(Directive):
Select each line where the word "marker" appears.

Dataset listings of figures:

..........

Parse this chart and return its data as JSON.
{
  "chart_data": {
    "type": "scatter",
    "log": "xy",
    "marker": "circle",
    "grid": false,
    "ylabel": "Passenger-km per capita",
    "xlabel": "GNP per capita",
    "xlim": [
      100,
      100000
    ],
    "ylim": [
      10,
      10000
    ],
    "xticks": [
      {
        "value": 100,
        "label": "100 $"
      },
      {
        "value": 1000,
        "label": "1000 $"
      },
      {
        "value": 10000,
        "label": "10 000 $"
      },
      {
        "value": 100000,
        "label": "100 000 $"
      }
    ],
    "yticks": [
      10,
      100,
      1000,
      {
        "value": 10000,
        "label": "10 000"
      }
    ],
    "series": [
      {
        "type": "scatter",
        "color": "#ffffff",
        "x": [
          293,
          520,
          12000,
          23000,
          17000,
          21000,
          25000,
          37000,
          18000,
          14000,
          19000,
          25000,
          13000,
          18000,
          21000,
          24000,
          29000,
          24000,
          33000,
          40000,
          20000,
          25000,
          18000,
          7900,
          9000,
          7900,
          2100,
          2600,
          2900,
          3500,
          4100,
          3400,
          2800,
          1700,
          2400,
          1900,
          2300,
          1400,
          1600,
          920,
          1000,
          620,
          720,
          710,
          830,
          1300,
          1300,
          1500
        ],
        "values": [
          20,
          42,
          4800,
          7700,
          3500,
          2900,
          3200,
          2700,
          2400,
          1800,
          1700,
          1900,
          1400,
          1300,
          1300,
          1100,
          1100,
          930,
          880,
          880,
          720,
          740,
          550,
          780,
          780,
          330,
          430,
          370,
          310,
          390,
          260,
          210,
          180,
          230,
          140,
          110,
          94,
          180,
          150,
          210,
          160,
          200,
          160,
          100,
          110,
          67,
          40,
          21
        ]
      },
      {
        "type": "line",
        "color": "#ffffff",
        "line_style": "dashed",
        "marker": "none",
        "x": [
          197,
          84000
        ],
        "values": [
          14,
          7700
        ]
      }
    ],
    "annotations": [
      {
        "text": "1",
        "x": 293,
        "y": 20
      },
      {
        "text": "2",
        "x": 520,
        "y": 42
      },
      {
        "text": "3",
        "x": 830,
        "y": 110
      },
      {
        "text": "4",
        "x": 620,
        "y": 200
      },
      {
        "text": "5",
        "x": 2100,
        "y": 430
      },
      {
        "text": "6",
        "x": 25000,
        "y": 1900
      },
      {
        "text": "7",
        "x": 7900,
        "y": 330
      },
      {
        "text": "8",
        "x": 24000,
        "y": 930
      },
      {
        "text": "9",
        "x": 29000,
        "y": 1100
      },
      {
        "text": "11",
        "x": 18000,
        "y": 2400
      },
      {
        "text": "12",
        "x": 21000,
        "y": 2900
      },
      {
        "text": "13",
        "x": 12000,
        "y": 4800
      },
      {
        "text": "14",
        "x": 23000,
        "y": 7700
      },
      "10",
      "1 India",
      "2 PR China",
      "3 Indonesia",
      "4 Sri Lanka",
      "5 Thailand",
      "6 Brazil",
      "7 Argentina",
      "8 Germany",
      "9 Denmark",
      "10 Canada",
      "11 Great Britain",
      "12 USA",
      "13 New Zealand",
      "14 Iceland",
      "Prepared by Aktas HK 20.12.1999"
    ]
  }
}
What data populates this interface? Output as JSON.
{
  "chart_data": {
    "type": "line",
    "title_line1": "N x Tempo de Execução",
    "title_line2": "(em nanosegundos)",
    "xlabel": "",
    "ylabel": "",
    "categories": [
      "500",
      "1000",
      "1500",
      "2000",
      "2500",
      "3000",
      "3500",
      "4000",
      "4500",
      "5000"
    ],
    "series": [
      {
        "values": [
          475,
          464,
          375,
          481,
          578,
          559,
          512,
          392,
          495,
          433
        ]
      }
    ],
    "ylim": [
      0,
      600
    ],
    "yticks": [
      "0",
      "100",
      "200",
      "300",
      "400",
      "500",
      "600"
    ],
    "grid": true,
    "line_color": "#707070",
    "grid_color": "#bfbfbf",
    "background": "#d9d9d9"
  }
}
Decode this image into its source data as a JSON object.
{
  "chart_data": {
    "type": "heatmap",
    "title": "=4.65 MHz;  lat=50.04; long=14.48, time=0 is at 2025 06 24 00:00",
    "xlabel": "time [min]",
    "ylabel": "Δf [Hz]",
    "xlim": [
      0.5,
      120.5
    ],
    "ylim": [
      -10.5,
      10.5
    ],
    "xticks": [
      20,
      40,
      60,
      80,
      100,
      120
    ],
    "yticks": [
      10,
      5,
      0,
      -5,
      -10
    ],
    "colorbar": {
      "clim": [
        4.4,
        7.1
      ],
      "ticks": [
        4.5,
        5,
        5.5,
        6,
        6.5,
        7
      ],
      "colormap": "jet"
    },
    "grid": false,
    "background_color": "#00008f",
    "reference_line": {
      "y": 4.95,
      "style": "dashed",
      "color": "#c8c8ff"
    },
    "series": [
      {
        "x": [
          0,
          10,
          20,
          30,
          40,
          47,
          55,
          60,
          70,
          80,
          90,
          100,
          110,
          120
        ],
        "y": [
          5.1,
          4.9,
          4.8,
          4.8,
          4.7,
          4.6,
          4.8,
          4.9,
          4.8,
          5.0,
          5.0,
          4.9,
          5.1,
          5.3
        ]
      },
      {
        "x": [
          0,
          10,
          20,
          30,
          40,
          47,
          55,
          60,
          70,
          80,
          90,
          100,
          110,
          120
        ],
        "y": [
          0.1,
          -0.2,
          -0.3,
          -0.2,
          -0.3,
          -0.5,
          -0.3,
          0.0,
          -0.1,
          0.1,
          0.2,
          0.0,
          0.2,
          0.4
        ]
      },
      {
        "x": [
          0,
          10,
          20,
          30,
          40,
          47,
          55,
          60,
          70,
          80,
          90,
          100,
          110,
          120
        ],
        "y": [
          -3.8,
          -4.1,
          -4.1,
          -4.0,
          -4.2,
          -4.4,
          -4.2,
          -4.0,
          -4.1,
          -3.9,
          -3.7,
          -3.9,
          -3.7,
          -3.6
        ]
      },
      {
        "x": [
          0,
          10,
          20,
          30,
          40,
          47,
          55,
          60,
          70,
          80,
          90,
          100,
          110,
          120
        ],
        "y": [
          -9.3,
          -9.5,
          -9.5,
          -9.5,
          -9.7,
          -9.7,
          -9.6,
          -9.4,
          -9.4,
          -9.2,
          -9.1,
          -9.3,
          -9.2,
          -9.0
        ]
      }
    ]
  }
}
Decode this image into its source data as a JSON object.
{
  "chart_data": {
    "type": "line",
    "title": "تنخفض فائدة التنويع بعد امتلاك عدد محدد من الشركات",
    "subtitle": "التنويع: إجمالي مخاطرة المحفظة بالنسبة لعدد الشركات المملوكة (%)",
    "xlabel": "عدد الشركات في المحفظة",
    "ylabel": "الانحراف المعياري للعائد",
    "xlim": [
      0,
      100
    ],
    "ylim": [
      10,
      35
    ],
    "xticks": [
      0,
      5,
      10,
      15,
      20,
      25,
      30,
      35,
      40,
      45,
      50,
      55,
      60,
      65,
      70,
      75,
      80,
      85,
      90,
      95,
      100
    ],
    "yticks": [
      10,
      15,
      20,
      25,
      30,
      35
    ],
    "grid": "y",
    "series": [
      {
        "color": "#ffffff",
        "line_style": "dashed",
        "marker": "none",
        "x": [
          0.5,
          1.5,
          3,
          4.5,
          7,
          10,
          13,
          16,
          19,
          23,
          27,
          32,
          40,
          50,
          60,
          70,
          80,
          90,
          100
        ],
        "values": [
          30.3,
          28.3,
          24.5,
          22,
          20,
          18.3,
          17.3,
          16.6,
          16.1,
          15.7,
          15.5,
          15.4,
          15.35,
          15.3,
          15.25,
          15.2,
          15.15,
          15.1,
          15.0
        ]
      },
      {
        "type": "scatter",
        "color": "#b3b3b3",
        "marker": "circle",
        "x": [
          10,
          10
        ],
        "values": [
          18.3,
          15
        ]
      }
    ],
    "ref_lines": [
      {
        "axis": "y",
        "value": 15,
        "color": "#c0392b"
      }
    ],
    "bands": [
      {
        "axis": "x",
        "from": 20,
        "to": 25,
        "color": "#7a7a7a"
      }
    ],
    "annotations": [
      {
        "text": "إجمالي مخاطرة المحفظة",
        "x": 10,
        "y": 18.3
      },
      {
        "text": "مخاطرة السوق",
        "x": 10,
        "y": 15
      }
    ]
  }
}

..........

(Solved exercise):
    "marker": "circle",
        "marker": "none",
        "marker": "none",
        "marker": "circle",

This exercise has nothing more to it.